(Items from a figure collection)
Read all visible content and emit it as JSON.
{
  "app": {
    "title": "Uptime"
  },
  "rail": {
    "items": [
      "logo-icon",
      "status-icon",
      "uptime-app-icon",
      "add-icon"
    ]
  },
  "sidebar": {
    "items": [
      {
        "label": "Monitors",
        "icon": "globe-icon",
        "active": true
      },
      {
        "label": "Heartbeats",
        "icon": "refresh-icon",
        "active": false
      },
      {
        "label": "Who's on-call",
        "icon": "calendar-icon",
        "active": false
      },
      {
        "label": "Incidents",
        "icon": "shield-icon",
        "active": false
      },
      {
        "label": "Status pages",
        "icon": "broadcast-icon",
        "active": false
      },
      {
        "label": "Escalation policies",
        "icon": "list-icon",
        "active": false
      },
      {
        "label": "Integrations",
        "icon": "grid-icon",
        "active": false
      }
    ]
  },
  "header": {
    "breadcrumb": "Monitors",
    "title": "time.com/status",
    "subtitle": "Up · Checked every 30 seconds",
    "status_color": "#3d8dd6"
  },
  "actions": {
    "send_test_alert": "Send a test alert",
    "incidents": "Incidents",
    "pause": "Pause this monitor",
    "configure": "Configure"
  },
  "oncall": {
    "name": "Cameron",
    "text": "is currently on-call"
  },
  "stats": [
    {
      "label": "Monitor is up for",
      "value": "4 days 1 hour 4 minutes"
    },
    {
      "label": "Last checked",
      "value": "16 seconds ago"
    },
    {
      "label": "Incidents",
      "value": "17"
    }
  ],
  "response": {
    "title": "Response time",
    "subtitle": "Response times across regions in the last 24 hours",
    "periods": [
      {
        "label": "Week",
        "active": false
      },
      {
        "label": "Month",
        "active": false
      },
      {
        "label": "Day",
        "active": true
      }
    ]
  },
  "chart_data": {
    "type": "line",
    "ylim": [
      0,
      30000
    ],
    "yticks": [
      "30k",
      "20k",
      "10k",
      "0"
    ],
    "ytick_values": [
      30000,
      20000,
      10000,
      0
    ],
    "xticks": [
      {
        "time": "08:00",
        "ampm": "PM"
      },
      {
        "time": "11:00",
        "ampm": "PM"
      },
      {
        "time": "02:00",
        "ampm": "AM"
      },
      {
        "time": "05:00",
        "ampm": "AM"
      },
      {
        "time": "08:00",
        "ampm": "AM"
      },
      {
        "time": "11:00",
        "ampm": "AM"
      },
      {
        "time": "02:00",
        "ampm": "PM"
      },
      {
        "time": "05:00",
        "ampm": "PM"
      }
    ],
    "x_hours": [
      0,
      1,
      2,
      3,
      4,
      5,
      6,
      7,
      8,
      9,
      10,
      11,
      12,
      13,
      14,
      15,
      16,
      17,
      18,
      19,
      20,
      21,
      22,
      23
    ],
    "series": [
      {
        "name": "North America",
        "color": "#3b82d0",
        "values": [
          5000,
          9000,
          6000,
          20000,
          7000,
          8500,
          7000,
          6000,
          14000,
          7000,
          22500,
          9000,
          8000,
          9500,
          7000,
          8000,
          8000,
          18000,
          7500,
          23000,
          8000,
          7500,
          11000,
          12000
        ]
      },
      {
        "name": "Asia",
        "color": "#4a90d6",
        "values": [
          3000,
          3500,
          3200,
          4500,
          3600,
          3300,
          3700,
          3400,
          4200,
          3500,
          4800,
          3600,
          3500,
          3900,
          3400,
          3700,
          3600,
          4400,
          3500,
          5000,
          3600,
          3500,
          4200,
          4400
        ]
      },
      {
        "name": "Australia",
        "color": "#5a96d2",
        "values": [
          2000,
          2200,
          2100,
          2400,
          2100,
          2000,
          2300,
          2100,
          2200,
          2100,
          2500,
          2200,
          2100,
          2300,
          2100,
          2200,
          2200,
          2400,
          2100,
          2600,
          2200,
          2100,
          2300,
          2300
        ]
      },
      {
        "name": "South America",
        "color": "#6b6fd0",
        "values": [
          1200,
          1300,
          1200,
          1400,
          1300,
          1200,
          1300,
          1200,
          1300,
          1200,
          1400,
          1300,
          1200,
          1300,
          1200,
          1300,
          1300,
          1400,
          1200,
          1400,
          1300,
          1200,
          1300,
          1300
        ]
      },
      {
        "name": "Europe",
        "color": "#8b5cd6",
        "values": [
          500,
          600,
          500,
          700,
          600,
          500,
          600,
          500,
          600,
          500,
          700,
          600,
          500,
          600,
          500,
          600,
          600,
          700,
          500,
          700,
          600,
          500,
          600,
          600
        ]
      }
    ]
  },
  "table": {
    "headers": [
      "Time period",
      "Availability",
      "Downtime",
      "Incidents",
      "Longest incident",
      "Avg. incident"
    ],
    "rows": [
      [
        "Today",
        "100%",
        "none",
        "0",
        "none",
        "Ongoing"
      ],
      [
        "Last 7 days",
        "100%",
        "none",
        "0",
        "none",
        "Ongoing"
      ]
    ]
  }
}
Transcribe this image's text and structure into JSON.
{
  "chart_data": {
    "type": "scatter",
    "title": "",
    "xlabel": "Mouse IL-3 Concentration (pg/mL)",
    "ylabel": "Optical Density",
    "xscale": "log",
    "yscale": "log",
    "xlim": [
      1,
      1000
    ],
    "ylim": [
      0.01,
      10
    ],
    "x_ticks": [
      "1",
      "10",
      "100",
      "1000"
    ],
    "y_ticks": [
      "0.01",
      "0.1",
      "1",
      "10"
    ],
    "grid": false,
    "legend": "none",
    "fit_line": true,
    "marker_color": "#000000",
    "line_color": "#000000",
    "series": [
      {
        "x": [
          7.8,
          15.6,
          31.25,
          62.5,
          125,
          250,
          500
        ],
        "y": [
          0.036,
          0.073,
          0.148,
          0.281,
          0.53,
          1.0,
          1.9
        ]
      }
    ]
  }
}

Problem statement →
Everything in the listing above should be restated exactly.

Complete output →
Read all visible content and emit it as JSON.
{
  "app": {
    "title": "Uptime"
  },
  "rail": {
    "items": [
      "logo-icon",
      "status-icon",
      "uptime-app-icon",
      "add-icon"
    ]
  },
  "sidebar": {
    "items": [
      {
        "label": "Monitors",
        "icon": "globe-icon",
        "active": true
      },
      {
        "label": "Heartbeats",
        "icon": "refresh-icon",
        "active": false
      },
      {
        "label": "Who's on-call",
        "icon": "calendar-icon",
        "active": false
      },
      {
        "label": "Incidents",
        "icon": "shield-icon",
        "active": false
      },
      {
        "label": "Status pages",
        "icon": "broadcast-icon",
        "active": false
      },
      {
        "label": "Escalation policies",
        "icon": "list-icon",
        "active": false
      },
      {
        "label": "Integrations",
        "icon": "grid-icon",
        "active": false
      }
    ]
  },
  "header": {
    "breadcrumb": "Monitors",
    "title": "time.com/status",
    "subtitle": "Up · Checked every 30 seconds",
    "status_color": "#3d8dd6"
  },
  "actions": {
    "send_test_alert": "Send a test alert",
    "incidents": "Incidents",
    "pause": "Pause this monitor",
    "configure": "Configure"
  },
  "oncall": {
    "name": "Cameron",
    "text": "is currently on-call"
  },
  "stats": [
    {
      "label": "Monitor is up for",
      "value": "4 days 1 hour 4 minutes"
    },
    {
      "label": "Last checked",
      "value": "16 seconds ago"
    },
    {
      "label": "Incidents",
      "value": "17"
    }
  ],
  "response": {
    "title": "Response time",
    "subtitle": "Response times across regions in the last 24 hours",
    "periods": [
      {
        "label": "Week",
        "active": false
      },
      {
        "label": "Month",
        "active": false
      },
      {
        "label": "Day",
        "active": true
      }
    ]
  },
  "chart_data": {
    "type": "line",
    "ylim": [
      0,
      30000
    ],
    "yticks": [
      "30k",
      "20k",
      "10k",
      "0"
    ],
    "ytick_values": [
      30000,
      20000,
      10000,
      0
    ],
    "xticks": [
      {
        "time": "08:00",
        "ampm": "PM"
      },
      {
        "time": "11:00",
        "ampm": "PM"
      },
      {
        "time": "02:00",
        "ampm": "AM"
      },
      {
        "time": "05:00",
        "ampm": "AM"
      },
      {
        "time": "08:00",
        "ampm": "AM"
      },
      {
        "time": "11:00",
        "ampm": "AM"
      },
      {
        "time": "02:00",
        "ampm": "PM"
      },
      {
        "time": "05:00",
        "ampm": "PM"
      }
    ],
    "x_hours": [
      0,
      1,
      2,
      3,
      4,
      5,
      6,
      7,
      8,
      9,
      10,
      11,
      12,
      13,
      14,
      15,
      16,
      17,
      18,
      19,
      20,
      21,
      22,
      23
    ],
    "series": [
      {
        "name": "North America",
        "color": "#3b82d0",
        "values": [
          5000,
          9000,
          6000,
          20000,
          7000,
          8500,
          7000,
          6000,
          14000,
          7000,
          22500,
          9000,
          8000,
          9500,
          7000,
          8000,
          8000,
          18000,
          7500,
          23000,
          8000,
          7500,
          11000,
          12000
        ]
      },
      {
        "name": "Asia",
        "color": "#4a90d6",
        "values": [
          3000,
          3500,
          3200,
          4500,
          3600,
          3300,
          3700,
          3400,
          4200,
          3500,
          4800,
          3600,
          3500,
          3900,
          3400,
          3700,
          3600,
          4400,
          3500,
          5000,
          3600,
          3500,
          4200,
          4400
        ]
      },
      {
        "name": "Australia",
        "color": "#5a96d2",
        "values": [
          2000,
          2200,
          2100,
          2400,
          2100,
          2000,
          2300,
          2100,
          2200,
          2100,
          2500,
          2200,
          2100,
          2300,
          2100,
          2200,
          2200,
          2400,
          2100,
          2600,
          2200,
          2100,
          2300,
          2300
        ]
      },
      {
        "name": "South America",
        "color": "#6b6fd0",
        "values": [
          1200,
          1300,
          1200,
          1400,
          1300,
          1200,
          1300,
          1200,
          1300,
          1200,
          1400,
          1300,
          1200,
          1300,
          1200,
          1300,
          1300,
          1400,
          1200,
          1400,
          1300,
          1200,
          1300,
          1300
        ]
      },
      {
        "name": "Europe",
        "color": "#8b5cd6",
        "values": [
          500,
          600,
          500,
          700,
          600,
          500,
          600,
          500,
          600,
          500,
          700,
          600,
          500,
          600,
          500,
          600,
          600,
          700,
          500,
          700,
          600,
          500,
          600,
          600
        ]
      }
    ]
  },
  "table": {
    "headers": [
      "Time period",
      "Availability",
      "Downtime",
      "Incidents",
      "Longest incident",
      "Avg. incident"
    ],
    "rows": [
      [
        "Today",
        "100%",
        "none",
        "0",
        "none",
        "Ongoing"
      ],
      [
        "Last 7 days",
        "100%",
        "none",
        "0",
        "none",
        "Ongoing"
      ]
    ]
  }
}
Transcribe this image's text and structure into JSON.
{
  "chart_data": {
    "type": "scatter",
    "title": "",
    "xlabel": "Mouse IL-3 Concentration (pg/mL)",
    "ylabel": "Optical Density",
    "xscale": "log",
    "yscale": "log",
    "xlim": [
      1,
      1000
    ],
    "ylim": [
      0.01,
      10
    ],
    "x_ticks": [
      "1",
      "10",
      "100",
      "1000"
    ],
    "y_ticks": [
      "0.01",
      "0.1",
      "1",
      "10"
    ],
    "grid": false,
    "legend": "none",
    "fit_line": true,
    "marker_color": "#000000",
    "line_color": "#000000",
    "series": [
      {
        "x": [
          7.8,
          15.6,
          31.25,
          62.5,
          125,
          250,
          500
        ],
        "y": [
          0.036,
          0.073,
          0.148,
          0.281,
          0.53,
          1.0,
          1.9
        ]
      }
    ]
  }
}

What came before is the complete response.